Required task:
Reproduce, unchanged, the stretch of the material from its first line through the line containing "legend-hfx: HFX (W/m**2)".

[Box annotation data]
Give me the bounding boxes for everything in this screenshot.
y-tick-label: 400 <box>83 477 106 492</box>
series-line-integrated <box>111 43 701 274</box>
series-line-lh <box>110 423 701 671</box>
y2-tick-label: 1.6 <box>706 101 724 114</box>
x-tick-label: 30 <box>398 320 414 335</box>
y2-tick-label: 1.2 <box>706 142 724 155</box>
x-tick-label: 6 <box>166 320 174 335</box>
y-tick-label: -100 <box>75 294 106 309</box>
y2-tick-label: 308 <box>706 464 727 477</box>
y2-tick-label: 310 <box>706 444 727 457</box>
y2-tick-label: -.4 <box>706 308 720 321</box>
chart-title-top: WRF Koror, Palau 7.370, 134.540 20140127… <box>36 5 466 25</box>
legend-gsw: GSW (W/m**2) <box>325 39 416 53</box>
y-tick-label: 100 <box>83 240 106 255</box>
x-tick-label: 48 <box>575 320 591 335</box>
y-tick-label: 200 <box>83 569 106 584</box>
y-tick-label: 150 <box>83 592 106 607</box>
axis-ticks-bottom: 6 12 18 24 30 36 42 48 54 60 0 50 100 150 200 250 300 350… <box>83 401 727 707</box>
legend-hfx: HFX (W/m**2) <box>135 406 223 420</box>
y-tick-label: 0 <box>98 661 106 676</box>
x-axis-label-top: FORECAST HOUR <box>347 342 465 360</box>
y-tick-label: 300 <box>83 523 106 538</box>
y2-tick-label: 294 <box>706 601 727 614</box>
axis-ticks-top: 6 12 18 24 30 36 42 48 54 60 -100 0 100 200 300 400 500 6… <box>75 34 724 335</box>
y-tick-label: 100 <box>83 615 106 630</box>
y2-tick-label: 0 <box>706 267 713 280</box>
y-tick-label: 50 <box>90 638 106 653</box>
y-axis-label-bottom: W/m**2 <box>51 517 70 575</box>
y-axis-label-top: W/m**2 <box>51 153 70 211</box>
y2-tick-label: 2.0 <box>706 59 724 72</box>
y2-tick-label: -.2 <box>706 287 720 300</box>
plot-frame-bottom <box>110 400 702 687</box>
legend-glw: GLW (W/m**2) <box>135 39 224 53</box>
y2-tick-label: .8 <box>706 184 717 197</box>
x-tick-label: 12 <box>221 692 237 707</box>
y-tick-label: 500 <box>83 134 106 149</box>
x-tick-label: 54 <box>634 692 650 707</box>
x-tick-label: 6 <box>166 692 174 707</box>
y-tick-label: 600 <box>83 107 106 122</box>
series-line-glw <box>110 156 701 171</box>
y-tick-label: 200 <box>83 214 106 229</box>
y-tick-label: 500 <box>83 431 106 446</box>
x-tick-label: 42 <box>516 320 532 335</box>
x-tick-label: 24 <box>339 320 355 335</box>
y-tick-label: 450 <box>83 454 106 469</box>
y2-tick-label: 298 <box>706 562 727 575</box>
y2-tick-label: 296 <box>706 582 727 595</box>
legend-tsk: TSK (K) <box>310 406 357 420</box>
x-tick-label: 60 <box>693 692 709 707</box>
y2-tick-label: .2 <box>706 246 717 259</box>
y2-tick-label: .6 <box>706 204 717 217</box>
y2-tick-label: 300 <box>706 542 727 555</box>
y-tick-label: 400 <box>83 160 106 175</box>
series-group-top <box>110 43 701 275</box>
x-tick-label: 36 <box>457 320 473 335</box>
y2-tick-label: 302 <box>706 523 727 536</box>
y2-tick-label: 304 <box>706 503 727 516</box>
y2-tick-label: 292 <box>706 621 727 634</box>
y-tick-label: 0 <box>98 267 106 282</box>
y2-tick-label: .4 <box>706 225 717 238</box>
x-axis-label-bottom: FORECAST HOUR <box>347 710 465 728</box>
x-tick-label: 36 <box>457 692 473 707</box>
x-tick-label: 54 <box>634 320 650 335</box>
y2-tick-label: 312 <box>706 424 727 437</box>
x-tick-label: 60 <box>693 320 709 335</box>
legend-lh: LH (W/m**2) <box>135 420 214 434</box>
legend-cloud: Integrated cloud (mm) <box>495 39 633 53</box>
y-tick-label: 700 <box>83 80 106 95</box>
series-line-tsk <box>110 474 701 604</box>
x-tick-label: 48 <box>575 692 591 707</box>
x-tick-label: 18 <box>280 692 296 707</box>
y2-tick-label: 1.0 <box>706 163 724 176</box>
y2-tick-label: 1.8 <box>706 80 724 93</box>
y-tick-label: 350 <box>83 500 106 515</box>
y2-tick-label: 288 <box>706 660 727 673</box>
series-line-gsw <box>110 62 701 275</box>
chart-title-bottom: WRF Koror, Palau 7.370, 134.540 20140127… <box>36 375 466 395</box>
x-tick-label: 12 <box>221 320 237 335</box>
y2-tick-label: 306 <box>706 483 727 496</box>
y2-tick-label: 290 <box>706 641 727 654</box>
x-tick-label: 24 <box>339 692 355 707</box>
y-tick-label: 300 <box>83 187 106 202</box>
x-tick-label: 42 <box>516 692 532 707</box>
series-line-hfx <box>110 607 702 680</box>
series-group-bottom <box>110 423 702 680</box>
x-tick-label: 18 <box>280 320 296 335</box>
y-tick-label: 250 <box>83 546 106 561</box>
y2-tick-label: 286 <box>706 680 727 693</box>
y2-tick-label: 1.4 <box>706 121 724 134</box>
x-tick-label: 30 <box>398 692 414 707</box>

The response:
Give me the bounding boxes for everything in this screenshot.
y-tick-label: 400 <box>83 477 106 492</box>
series-line-integrated <box>111 43 701 274</box>
series-line-lh <box>110 423 701 671</box>
y2-tick-label: 1.6 <box>706 101 724 114</box>
x-tick-label: 30 <box>398 320 414 335</box>
y2-tick-label: 1.2 <box>706 142 724 155</box>
x-tick-label: 6 <box>166 320 174 335</box>
y-tick-label: -100 <box>75 294 106 309</box>
y2-tick-label: 308 <box>706 464 727 477</box>
y2-tick-label: 310 <box>706 444 727 457</box>
y2-tick-label: -.4 <box>706 308 720 321</box>
chart-title-top: WRF Koror, Palau 7.370, 134.540 20140127… <box>36 5 466 25</box>
legend-gsw: GSW (W/m**2) <box>325 39 416 53</box>
y-tick-label: 100 <box>83 240 106 255</box>
x-tick-label: 48 <box>575 320 591 335</box>
y-tick-label: 200 <box>83 569 106 584</box>
y-tick-label: 150 <box>83 592 106 607</box>
axis-ticks-bottom: 6 12 18 24 30 36 42 48 54 60 0 50 100 150 200 250 300 350… <box>83 401 727 707</box>
legend-hfx: HFX (W/m**2) <box>135 406 223 420</box>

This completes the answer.